_WORK TO DO_: Produce an exact copy of all the records.

====== DATA RECORDS ======

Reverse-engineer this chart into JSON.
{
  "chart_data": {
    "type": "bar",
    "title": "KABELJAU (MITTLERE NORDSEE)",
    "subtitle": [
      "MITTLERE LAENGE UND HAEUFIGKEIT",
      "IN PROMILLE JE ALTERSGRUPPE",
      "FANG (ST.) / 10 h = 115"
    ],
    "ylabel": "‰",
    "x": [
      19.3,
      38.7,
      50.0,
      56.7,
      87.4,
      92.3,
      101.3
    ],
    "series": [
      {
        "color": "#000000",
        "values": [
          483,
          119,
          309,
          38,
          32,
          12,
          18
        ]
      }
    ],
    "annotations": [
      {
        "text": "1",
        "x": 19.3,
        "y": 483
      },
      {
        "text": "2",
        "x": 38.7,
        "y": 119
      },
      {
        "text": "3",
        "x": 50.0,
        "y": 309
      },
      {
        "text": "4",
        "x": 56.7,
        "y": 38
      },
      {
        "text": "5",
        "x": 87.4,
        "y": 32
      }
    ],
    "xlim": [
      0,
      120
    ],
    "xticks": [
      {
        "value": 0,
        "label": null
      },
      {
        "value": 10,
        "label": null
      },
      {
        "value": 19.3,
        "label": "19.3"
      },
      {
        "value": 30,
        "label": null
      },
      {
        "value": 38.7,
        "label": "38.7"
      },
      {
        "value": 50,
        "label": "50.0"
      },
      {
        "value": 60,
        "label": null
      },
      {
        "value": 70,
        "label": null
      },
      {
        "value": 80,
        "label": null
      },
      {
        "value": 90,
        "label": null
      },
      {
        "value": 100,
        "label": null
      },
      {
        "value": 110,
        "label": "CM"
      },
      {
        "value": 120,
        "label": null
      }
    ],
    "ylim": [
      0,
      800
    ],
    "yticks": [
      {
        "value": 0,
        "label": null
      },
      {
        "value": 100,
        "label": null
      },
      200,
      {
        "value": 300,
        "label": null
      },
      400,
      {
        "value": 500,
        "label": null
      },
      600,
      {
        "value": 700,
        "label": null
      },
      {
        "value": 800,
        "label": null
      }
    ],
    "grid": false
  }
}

======

_EXERCISE SOLUTION_:
Reverse-engineer this chart into JSON.
{
  "chart_data": {
    "type": "bar",
    "title": "KABELJAU (MITTLERE NORDSEE)",
    "subtitle": [
      "MITTLERE LAENGE UND HAEUFIGKEIT",
      "IN PROMILLE JE ALTERSGRUPPE",
      "FANG (ST.) / 10 h = 115"
    ],
    "ylabel": "‰",
    "x": [
      19.3,
      38.7,
      50.0,
      56.7,
      87.4,
      92.3,
      101.3
    ],
    "series": [
      {
        "color": "#000000",
        "values": [
          483,
          119,
          309,
          38,
          32,
          12,
          18
        ]
      }
    ],
    "annotations": [
      {
        "text": "1",
        "x": 19.3,
        "y": 483
      },
      {
        "text": "2",
        "x": 38.7,
        "y": 119
      },
      {
        "text": "3",
        "x": 50.0,
        "y": 309
      },
      {
        "text": "4",
        "x": 56.7,
        "y": 38
      },
      {
        "text": "5",
        "x": 87.4,
        "y": 32
      }
    ],
    "xlim": [
      0,
      120
    ],
    "xticks": [
      {
        "value": 0,
        "label": null
      },
      {
        "value": 10,
        "label": null
      },
      {
        "value": 19.3,
        "label": "19.3"
      },
      {
        "value": 30,
        "label": null
      },
      {
        "value": 38.7,
        "label": "38.7"
      },
      {
        "value": 50,
        "label": "50.0"
      },
      {
        "value": 60,
        "label": null
      },
      {
        "value": 70,
        "label": null
      },
      {
        "value": 80,
        "label": null
      },
      {
        "value": 90,
        "label": null
      },
      {
        "value": 100,
        "label": null
      },
      {
        "value": 110,
        "label": "CM"
      },
      {
        "value": 120,
        "label": null
      }
    ],
    "ylim": [
      0,
      800
    ],
    "yticks": [
      {
        "value": 0,
        "label": null
      },
      {
        "value": 100,
        "label": null
      },
      200,
      {
        "value": 300,
        "label": null
      },
      400,
      {
        "value": 500,
        "label": null
      },
      600,
      {
        "value": 700,
        "label": null
      },
      {
        "value": 800,
        "label": null
      }
    ],
    "grid": false
  }
}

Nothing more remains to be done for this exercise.